◆ Entries from a dataset
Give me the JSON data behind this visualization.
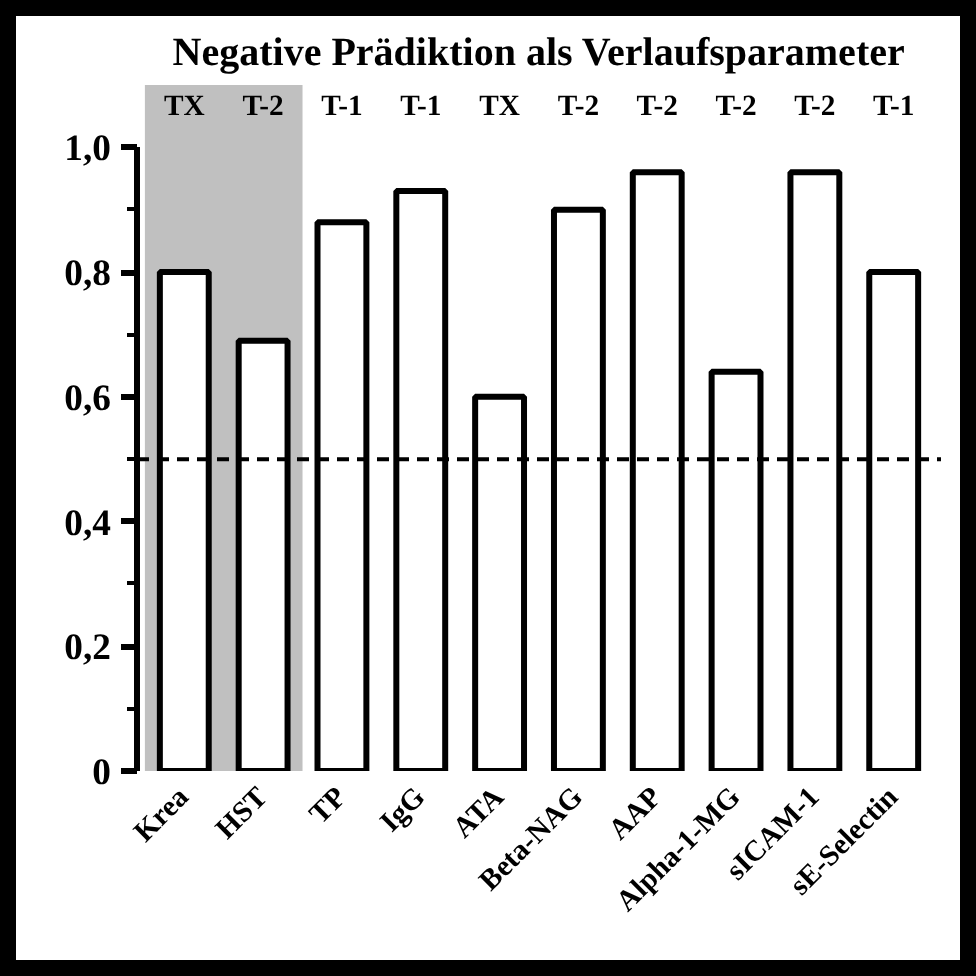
{
  "chart_data": {
    "type": "bar",
    "title": "Negative Prädiktion als Verlaufsparameter",
    "categories": [
      "Krea",
      "HST",
      "TP",
      "IgG",
      "ATA",
      "Beta-NAG",
      "AAP",
      "Alpha-1-MG",
      "sICAM-1",
      "sE-Selectin"
    ],
    "values": [
      0.8,
      0.69,
      0.88,
      0.93,
      0.6,
      0.9,
      0.96,
      0.64,
      0.96,
      0.8
    ],
    "color": "#ffffff",
    "ylim": [
      0,
      1.0
    ],
    "yticks": [
      {
        "value": 0,
        "label": "0"
      },
      {
        "value": 0.2,
        "label": "0,2"
      },
      {
        "value": 0.4,
        "label": "0,4"
      },
      {
        "value": 0.6,
        "label": "0,6"
      },
      {
        "value": 0.8,
        "label": "0,8"
      },
      {
        "value": 1.0,
        "label": "1,0"
      }
    ],
    "grid": false,
    "ref_lines": [
      {
        "axis": "y",
        "value": 0.5,
        "color": "#000000",
        "line_style": "dashed"
      }
    ],
    "bands": [
      {
        "axis": "x",
        "from": "Krea",
        "to": "HST",
        "color": "#c0c0c0"
      }
    ],
    "annotations": [
      "TX",
      "T-2",
      "T-1",
      "T-1",
      "TX",
      "T-2",
      "T-2",
      "T-2",
      "T-2",
      "T-1"
    ]
  }
}
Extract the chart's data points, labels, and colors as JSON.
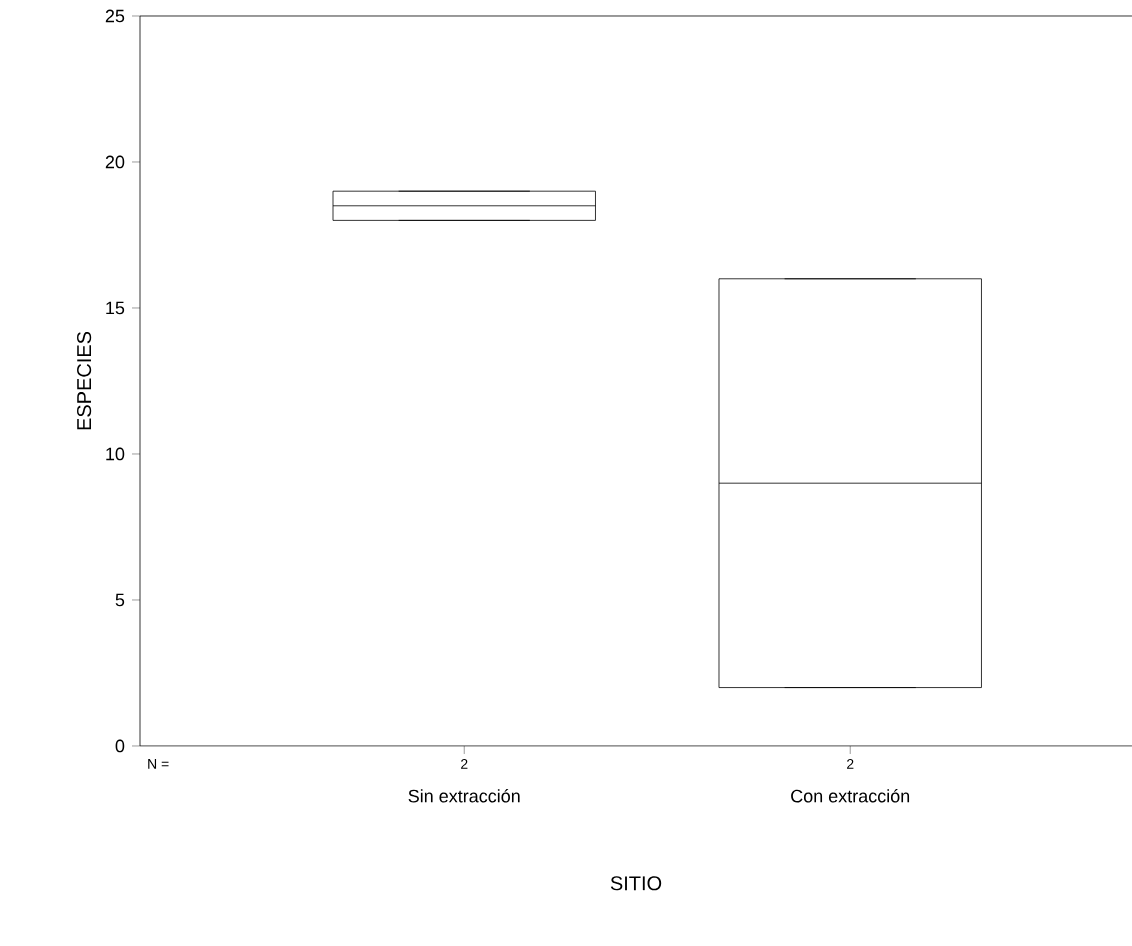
{
  "chart_data": {
    "type": "box",
    "xlabel": "SITIO",
    "ylabel": "ESPECIES",
    "categories": [
      "Sin extracción",
      "Con extracción"
    ],
    "boxes": [
      {
        "low": 18,
        "q1": 18,
        "median": 18.5,
        "q3": 19,
        "high": 19
      },
      {
        "low": 2,
        "q1": 2,
        "median": 9,
        "q3": 16,
        "high": 16
      }
    ],
    "color": "#000000",
    "ylim": [
      0,
      25
    ],
    "yticks": [
      0,
      5,
      10,
      15,
      20,
      25
    ],
    "annotations": [
      "N =",
      "2",
      "2"
    ]
  }
}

◆ WHAT IS NEEDED
Quote the data exactly, leaving every image out of the copy.

◆ PROBLEM SOLUTION
Give me the JSON data behind this visualization.
{
  "chart_data": {
    "type": "bar",
    "title": "Negative Prädiktion als Verlaufsparameter",
    "categories": [
      "Krea",
      "HST",
      "TP",
      "IgG",
      "ATA",
      "Beta-NAG",
      "AAP",
      "Alpha-1-MG",
      "sICAM-1",
      "sE-Selectin"
    ],
    "values": [
      0.8,
      0.69,
      0.88,
      0.93,
      0.6,
      0.9,
      0.96,
      0.64,
      0.96,
      0.8
    ],
    "color": "#ffffff",
    "ylim": [
      0,
      1.0
    ],
    "yticks": [
      {
        "value": 0,
        "label": "0"
      },
      {
        "value": 0.2,
        "label": "0,2"
      },
      {
        "value": 0.4,
        "label": "0,4"
      },
      {
        "value": 0.6,
        "label": "0,6"
      },
      {
        "value": 0.8,
        "label": "0,8"
      },
      {
        "value": 1.0,
        "label": "1,0"
      }
    ],
    "grid": false,
    "ref_lines": [
      {
        "axis": "y",
        "value": 0.5,
        "color": "#000000",
        "line_style": "dashed"
      }
    ],
    "bands": [
      {
        "axis": "x",
        "from": "Krea",
        "to": "HST",
        "color": "#c0c0c0"
      }
    ],
    "annotations": [
      "TX",
      "T-2",
      "T-1",
      "T-1",
      "TX",
      "T-2",
      "T-2",
      "T-2",
      "T-2",
      "T-1"
    ]
  }
}
Extract the chart's data points, labels, and colors as JSON.
{
  "chart_data": {
    "type": "box",
    "xlabel": "SITIO",
    "ylabel": "ESPECIES",
    "categories": [
      "Sin extracción",
      "Con extracción"
    ],
    "boxes": [
      {
        "low": 18,
        "q1": 18,
        "median": 18.5,
        "q3": 19,
        "high": 19
      },
      {
        "low": 2,
        "q1": 2,
        "median": 9,
        "q3": 16,
        "high": 16
      }
    ],
    "color": "#000000",
    "ylim": [
      0,
      25
    ],
    "yticks": [
      0,
      5,
      10,
      15,
      20,
      25
    ],
    "annotations": [
      "N =",
      "2",
      "2"
    ]
  }
}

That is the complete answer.